Aim = Without including any pictures, write out all the entries exactly.

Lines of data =

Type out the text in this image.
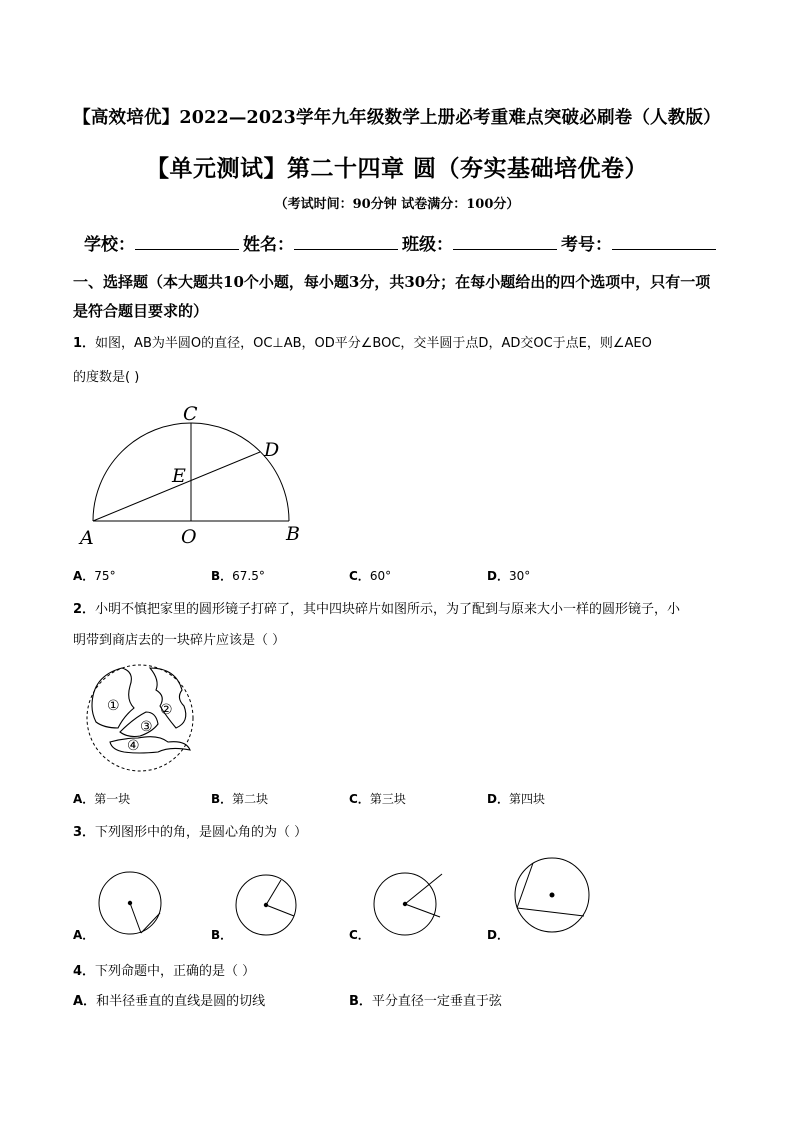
【高效培优】2022—2023学年九年级数学上册必考重难点突破必刷卷（人教版）
【单元测试】第二十四章 圆（夯实基础培优卷）
（考试时间：90分钟 试卷满分：100分）
学校：	姓名：	班级：	考号：
一、选择题（本大题共10个小题，每小题3分，共30分；在每小题给出的四个选项中，只有一项是符合题目要求的）
1．如图，AB为半圆O的直径，OC⊥AB，OD平分∠BOC，交半圆于点D，AD交OC于点E，则∠AEO
的度数是( )
C
D
E
A	O	B
A．75°	B．67.5°	C．60°	D．30°
2．小明不慎把家里的圆形镜子打碎了，其中四块碎片如图所示，为了配到与原来大小一样的圆形镜子，小
明带到商店去的一块碎片应该是（ ）
①	②
③
④
A．第一块	B．第二块	C．第三块	D．第四块
3．下列图形中的角，是圆心角的为（ ）
A．	B．	C．	D．
4．下列命题中，正确的是（ ）
A．和半径垂直的直线是圆的切线	B．平分直径一定垂直于弦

Correct output =
Type out the text in this image.
【高效培优】2022—2023学年九年级数学上册必考重难点突破必刷卷（人教版）
【单元测试】第二十四章 圆（夯实基础培优卷）
（考试时间：90分钟 试卷满分：100分）
学校：	姓名：	班级：	考号：
一、选择题（本大题共10个小题，每小题3分，共30分；在每小题给出的四个选项中，只有一项是符合题目要求的）
1．如图，AB为半圆O的直径，OC⊥AB，OD平分∠BOC，交半圆于点D，AD交OC于点E，则∠AEO
的度数是( )
C
D
E
A	O	B
A．75°	B．67.5°	C．60°	D．30°
2．小明不慎把家里的圆形镜子打碎了，其中四块碎片如图所示，为了配到与原来大小一样的圆形镜子，小
明带到商店去的一块碎片应该是（ ）
①	②
③
④
A．第一块	B．第二块	C．第三块	D．第四块
3．下列图形中的角，是圆心角的为（ ）
A．	B．	C．	D．
4．下列命题中，正确的是（ ）
A．和半径垂直的直线是圆的切线	B．平分直径一定垂直于弦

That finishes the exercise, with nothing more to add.